Copy the data exactly; pictures stay out of the copy.

Dataset records —
=-=-=
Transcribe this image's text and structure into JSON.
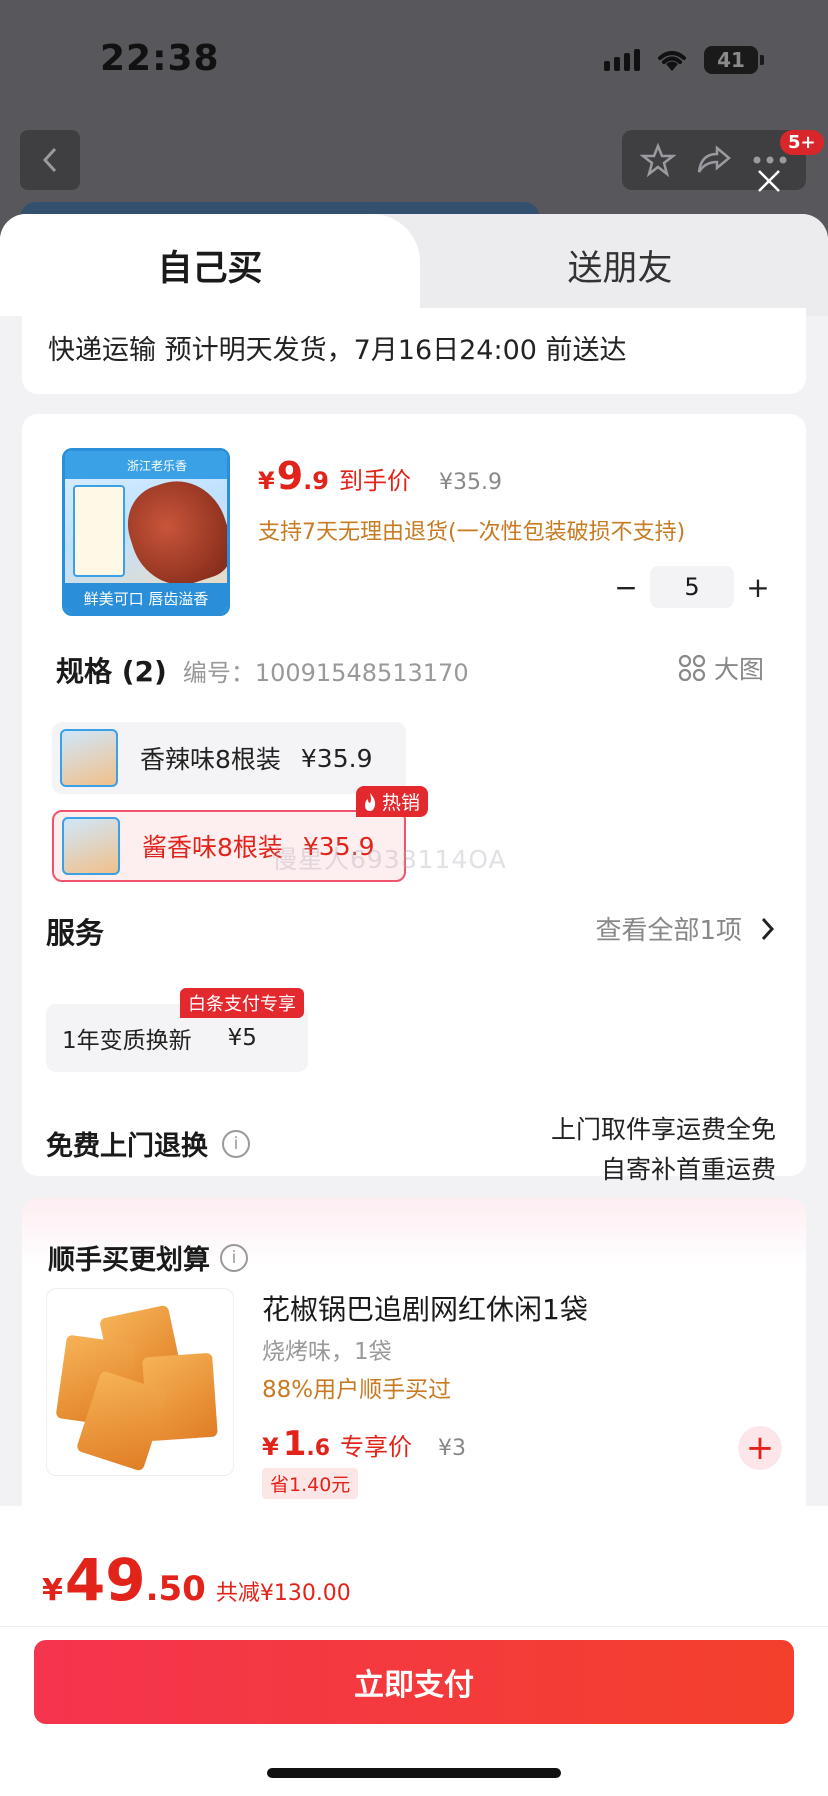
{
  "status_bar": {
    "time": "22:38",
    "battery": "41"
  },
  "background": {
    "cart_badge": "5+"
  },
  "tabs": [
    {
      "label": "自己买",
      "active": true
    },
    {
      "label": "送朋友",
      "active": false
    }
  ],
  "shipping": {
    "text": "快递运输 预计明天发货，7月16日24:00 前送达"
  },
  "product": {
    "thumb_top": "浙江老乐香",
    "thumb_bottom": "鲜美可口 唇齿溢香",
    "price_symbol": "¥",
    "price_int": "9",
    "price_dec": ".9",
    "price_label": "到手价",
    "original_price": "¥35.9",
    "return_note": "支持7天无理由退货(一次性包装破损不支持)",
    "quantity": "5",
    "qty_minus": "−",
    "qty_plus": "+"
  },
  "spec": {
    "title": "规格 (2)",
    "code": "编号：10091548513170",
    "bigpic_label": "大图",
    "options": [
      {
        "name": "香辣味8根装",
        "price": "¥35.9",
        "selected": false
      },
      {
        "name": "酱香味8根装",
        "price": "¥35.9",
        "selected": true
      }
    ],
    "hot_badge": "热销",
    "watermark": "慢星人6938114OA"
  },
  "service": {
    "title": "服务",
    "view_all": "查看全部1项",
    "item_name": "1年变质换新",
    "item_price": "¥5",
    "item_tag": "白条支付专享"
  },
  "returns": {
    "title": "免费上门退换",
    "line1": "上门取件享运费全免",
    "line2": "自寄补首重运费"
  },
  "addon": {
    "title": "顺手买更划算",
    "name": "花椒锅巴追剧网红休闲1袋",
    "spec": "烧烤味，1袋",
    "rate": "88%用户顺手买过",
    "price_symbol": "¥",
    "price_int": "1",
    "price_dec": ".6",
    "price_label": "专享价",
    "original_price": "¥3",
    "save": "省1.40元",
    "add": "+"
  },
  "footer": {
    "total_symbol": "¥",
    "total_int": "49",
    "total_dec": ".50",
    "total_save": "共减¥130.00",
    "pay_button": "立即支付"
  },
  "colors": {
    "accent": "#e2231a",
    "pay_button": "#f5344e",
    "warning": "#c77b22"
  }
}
=-=-=
Output —
Transcribe this image's text and structure into JSON.
{
  "status_bar": {
    "time": "22:38",
    "battery": "41"
  },
  "background": {
    "cart_badge": "5+"
  },
  "tabs": [
    {
      "label": "自己买",
      "active": true
    },
    {
      "label": "送朋友",
      "active": false
    }
  ],
  "shipping": {
    "text": "快递运输 预计明天发货，7月16日24:00 前送达"
  },
  "product": {
    "thumb_top": "浙江老乐香",
    "thumb_bottom": "鲜美可口 唇齿溢香",
    "price_symbol": "¥",
    "price_int": "9",
    "price_dec": ".9",
    "price_label": "到手价",
    "original_price": "¥35.9",
    "return_note": "支持7天无理由退货(一次性包装破损不支持)",
    "quantity": "5",
    "qty_minus": "−",
    "qty_plus": "+"
  },
  "spec": {
    "title": "规格 (2)",
    "code": "编号：10091548513170",
    "bigpic_label": "大图",
    "options": [
      {
        "name": "香辣味8根装",
        "price": "¥35.9",
        "selected": false
      },
      {
        "name": "酱香味8根装",
        "price": "¥35.9",
        "selected": true
      }
    ],
    "hot_badge": "热销",
    "watermark": "慢星人6938114OA"
  },
  "service": {
    "title": "服务",
    "view_all": "查看全部1项",
    "item_name": "1年变质换新",
    "item_price": "¥5",
    "item_tag": "白条支付专享"
  },
  "returns": {
    "title": "免费上门退换",
    "line1": "上门取件享运费全免",
    "line2": "自寄补首重运费"
  },
  "addon": {
    "title": "顺手买更划算",
    "name": "花椒锅巴追剧网红休闲1袋",
    "spec": "烧烤味，1袋",
    "rate": "88%用户顺手买过",
    "price_symbol": "¥",
    "price_int": "1",
    "price_dec": ".6",
    "price_label": "专享价",
    "original_price": "¥3",
    "save": "省1.40元",
    "add": "+"
  },
  "footer": {
    "total_symbol": "¥",
    "total_int": "49",
    "total_dec": ".50",
    "total_save": "共减¥130.00",
    "pay_button": "立即支付"
  },
  "colors": {
    "accent": "#e2231a",
    "pay_button": "#f5344e",
    "warning": "#c77b22"
  }
}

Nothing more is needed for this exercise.